[Objectif]: Recopiez à l'identique le passage de l'extrait sur la foi et la gauche allant de "Parce que dans" jusqu'à "est dangereuse ?".

[Extrait cité]:
▽
Dans l’islamophobie et l’antisémitisme de la gauche, je crois qu’il y a aussi ce ressort-là, celui de penser que les gens croyants sont un peu bêtes au fond.
Presque un truc de l’ordre de :
“Oui certes, iels sont discriminé·es sur la base de leur religion mais bon, iels pourraient aussi ne pas croire, et ce serait quand même plus simple pour tout le monde non ?”
Là où les discours de droite tendent à dessiner une hiérarchie des religions (avec une chrétienté fantasmée au sommet), à gauche, on a plutôt l’habitude de mettre toutes les religions au rebut.
Le gros problème, c’est que ça ne nous permet pas de penser les citoyen·nes croyant·es ou pratiquant·es comme des sujets politiques.
Particulièrement pas quand ce mépris religieux vient s’entrecroiser avec le racisme et/ou le sexisme, comme on le voit dans l’abandon quasi unanime des femmes musulmanes voilées par le monde politique français.
Le moment dans l’histoire où on a le plus cru que la Raison Universelle c’était la réponse à tout, c’est aussi celui où les politiques de conquêtes coloniales d’une violence extrême battaient leur plein (non pas que les dynamiques coloniales aient disparu aujourd’hui, loin de là, mais elles ont changé de visage).
Ce n’est pas juste une coïncidence, je crois.
Parce que dans nos sociétés, la “raison” a souvent le même visage : celui d’un vieil homme blanc.
La déraison, ce sont les femmes, les fols, les Arabes et les Noir·es et les handicapé·es — bref, ce sont “les autres”.
La foi des “autres déraisonnables” est moquée, présentée comme excessive ou étrange. Peut-être parce qu’elle est dangereuse ?
Les deux figures progressistes les plus connues du XXème siècle
— (et celles à qui on attribue le plus de citations d’agenda à la véracité douteuse) —
étaient croyantes :
Martin Luther King et Mahatma Gandhi ne se sont jamais cachés du fait que la spiritualité jouait un rôle dans leur engagement, leur façon de mener leurs combats et leur capacité à persévérer face aux (nombreux) obstacles que leurs ennemis politiques jetaient sur leur chemin.
△
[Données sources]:
▽
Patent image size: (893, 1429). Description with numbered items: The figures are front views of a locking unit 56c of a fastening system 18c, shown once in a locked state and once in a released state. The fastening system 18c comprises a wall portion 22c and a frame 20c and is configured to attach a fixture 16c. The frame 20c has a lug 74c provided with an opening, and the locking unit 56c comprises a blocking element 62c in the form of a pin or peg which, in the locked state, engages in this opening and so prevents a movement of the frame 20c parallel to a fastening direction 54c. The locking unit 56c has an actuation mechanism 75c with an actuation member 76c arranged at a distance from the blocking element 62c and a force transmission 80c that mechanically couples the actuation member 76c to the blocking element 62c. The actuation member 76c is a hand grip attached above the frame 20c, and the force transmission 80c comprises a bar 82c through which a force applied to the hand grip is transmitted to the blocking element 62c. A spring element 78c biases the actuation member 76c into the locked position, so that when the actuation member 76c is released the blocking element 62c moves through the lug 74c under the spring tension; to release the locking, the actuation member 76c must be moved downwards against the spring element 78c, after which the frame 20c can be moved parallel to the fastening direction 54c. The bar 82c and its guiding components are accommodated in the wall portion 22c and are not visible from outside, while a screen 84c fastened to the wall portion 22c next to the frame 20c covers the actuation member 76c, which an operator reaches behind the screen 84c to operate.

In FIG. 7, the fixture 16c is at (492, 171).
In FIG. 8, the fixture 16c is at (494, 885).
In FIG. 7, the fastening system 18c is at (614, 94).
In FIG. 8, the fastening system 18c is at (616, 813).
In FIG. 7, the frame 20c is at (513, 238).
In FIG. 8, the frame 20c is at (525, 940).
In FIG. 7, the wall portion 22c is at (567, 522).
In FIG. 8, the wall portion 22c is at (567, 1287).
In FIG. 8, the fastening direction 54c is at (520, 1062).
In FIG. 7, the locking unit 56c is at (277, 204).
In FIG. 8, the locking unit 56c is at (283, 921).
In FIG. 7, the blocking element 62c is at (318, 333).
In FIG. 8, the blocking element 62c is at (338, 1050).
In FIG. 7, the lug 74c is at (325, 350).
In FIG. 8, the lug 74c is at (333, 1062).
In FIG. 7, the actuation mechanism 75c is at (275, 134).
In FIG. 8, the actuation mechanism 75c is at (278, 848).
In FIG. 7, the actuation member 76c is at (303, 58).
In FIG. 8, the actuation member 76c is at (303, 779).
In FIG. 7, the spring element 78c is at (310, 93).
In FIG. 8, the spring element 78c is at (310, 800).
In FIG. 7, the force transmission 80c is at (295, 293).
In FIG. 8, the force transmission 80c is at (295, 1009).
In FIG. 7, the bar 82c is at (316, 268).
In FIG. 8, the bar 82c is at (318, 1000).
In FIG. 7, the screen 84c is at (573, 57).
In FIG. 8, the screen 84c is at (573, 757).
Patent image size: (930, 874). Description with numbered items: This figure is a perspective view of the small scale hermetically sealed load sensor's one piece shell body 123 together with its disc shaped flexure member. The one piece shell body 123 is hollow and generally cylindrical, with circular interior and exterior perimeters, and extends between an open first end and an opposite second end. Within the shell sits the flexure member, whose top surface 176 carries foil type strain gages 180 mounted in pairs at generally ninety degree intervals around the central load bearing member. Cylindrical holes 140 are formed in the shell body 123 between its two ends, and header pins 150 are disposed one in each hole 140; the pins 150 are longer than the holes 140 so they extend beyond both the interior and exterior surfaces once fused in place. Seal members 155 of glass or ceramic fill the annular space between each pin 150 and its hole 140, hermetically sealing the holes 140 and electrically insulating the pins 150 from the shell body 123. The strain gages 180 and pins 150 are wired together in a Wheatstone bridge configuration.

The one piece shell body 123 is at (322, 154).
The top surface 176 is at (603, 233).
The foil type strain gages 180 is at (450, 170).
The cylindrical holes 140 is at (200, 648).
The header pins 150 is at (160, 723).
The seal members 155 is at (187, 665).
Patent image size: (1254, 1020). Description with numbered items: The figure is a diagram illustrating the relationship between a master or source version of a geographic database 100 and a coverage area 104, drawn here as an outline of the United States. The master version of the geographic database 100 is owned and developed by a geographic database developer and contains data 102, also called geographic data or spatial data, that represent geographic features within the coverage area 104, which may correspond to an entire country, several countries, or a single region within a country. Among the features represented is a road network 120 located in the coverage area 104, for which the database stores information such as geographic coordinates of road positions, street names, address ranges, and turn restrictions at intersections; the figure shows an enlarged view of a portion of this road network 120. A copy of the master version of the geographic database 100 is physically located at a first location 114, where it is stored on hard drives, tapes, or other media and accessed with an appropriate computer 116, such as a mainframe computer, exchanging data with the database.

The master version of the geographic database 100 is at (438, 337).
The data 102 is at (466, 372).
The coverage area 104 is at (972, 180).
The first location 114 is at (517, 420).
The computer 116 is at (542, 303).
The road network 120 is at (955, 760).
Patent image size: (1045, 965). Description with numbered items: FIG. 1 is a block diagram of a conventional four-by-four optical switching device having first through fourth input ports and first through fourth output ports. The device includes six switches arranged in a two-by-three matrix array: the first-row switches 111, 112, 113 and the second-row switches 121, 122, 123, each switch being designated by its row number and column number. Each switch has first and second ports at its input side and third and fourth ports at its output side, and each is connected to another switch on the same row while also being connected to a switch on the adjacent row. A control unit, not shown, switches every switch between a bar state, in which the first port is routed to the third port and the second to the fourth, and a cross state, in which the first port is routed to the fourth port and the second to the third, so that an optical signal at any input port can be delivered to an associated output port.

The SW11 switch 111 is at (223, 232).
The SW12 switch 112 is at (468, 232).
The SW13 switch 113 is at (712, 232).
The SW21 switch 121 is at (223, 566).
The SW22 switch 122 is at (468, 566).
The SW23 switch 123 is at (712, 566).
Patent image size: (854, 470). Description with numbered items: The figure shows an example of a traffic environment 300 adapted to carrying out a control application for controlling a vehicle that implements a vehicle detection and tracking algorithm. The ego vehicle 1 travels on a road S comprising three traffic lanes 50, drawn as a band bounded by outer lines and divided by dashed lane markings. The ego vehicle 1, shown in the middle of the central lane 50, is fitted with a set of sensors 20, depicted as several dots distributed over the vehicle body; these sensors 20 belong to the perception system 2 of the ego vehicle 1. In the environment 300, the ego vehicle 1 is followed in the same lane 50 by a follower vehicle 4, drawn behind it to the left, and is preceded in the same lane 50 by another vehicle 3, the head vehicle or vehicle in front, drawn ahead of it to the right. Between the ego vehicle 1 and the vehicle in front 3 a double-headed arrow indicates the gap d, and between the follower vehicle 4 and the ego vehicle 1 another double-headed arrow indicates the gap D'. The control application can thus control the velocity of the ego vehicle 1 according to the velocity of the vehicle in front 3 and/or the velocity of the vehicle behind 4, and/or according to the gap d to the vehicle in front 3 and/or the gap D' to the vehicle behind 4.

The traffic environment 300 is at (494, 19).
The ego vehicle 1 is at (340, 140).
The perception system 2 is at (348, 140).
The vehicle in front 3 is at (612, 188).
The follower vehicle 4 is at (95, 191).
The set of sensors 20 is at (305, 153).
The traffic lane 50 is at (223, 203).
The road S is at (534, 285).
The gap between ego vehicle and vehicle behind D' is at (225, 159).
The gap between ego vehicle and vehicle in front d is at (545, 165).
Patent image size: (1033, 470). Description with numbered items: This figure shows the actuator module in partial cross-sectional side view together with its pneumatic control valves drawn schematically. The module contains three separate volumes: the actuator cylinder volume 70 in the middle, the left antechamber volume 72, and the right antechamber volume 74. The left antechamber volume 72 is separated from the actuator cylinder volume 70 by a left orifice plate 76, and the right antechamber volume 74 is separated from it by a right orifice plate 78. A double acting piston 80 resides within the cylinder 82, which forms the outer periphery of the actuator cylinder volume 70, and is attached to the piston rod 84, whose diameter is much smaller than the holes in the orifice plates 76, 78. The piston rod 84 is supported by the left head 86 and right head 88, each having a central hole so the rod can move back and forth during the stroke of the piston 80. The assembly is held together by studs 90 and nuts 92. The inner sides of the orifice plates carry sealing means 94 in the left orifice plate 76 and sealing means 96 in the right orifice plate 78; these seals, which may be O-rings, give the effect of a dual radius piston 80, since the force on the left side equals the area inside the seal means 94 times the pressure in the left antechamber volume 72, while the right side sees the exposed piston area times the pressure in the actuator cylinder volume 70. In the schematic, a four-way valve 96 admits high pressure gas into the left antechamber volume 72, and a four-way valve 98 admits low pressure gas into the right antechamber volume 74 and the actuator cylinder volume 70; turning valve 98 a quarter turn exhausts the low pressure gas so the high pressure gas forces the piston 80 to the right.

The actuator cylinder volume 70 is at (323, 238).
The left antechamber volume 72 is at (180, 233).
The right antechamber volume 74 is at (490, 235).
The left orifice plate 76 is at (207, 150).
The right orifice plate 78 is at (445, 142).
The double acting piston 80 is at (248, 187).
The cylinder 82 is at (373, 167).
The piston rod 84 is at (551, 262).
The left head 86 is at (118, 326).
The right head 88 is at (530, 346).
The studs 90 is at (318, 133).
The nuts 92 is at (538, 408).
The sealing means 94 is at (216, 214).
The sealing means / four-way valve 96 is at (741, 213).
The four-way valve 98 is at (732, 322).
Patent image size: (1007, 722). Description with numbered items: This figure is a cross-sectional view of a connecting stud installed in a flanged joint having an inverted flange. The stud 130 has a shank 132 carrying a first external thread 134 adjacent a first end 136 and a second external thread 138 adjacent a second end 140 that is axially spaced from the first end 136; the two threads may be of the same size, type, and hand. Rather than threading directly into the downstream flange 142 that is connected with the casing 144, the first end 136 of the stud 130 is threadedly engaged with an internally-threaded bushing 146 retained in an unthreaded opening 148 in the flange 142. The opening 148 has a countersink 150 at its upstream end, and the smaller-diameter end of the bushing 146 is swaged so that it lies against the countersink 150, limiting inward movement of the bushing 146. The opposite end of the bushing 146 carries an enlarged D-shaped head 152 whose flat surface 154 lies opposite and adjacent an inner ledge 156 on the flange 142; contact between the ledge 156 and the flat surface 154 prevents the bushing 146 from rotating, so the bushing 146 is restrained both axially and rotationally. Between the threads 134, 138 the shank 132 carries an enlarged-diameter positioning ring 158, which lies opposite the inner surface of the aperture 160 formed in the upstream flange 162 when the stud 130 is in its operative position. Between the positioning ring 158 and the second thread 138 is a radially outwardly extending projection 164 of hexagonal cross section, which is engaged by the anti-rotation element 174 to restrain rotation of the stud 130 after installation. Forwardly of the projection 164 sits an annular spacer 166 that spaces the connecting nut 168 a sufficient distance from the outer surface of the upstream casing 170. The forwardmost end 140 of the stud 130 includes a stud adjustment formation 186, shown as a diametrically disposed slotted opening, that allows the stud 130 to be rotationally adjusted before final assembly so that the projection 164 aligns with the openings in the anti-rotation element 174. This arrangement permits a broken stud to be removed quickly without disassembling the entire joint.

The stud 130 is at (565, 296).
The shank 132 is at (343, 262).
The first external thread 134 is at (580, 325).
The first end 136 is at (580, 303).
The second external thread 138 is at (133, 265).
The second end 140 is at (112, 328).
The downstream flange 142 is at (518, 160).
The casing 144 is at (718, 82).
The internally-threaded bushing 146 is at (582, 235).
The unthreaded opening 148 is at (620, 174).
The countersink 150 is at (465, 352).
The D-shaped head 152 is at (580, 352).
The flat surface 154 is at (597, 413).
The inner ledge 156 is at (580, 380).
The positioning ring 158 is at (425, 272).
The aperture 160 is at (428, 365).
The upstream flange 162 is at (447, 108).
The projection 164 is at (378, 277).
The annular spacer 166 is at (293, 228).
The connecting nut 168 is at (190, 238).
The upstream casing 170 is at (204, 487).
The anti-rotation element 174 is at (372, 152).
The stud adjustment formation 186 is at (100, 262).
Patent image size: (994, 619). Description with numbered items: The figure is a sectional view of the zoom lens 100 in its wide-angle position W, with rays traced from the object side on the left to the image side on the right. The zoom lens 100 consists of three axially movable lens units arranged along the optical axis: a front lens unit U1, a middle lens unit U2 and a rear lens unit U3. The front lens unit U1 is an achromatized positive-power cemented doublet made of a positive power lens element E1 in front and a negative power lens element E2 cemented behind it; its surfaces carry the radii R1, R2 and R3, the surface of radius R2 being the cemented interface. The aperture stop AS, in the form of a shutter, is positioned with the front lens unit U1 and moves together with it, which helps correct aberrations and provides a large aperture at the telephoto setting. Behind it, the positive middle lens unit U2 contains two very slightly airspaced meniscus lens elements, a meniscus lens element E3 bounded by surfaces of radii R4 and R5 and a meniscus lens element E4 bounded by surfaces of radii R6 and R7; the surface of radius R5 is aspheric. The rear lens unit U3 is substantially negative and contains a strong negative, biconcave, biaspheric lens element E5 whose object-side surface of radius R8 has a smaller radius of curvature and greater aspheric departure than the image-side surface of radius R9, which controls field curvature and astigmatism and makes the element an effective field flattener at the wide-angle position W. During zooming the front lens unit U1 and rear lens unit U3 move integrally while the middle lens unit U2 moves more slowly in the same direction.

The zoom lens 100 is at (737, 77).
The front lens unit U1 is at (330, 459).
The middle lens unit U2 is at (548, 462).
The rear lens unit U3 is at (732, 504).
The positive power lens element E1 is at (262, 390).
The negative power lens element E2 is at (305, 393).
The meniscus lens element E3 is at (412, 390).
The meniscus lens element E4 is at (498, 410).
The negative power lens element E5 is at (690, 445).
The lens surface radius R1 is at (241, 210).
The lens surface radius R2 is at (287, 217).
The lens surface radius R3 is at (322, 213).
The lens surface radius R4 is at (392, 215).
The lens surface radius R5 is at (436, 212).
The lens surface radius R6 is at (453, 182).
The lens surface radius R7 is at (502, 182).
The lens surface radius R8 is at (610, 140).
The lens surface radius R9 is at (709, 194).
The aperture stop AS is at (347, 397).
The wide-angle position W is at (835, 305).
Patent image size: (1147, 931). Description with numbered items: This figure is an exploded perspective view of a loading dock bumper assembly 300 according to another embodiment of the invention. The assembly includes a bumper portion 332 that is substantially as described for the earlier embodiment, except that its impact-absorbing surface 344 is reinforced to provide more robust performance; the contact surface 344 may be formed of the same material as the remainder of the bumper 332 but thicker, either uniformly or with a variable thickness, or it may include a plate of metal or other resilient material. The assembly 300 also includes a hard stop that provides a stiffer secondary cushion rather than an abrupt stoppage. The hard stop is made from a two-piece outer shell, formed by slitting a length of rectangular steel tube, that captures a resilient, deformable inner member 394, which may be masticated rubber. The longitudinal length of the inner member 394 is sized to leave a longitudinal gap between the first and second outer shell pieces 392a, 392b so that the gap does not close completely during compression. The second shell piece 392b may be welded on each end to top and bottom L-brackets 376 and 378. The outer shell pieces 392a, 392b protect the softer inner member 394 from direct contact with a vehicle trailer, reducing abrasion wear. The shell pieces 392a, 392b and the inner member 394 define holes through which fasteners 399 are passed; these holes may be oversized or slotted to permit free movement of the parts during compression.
△
[Résultat]:
Parce que dans nos sociétés, la “raison” a souvent le même visage : celui d’un vieil homme blanc.
La déraison, ce sont les femmes, les fols, les Arabes et les Noir·es et les handicapé·es — bref, ce sont “les autres”.
La foi des “autres déraisonnables” est moquée, présentée comme excessive ou étrange. Peut-être parce qu’elle est dangereuse ?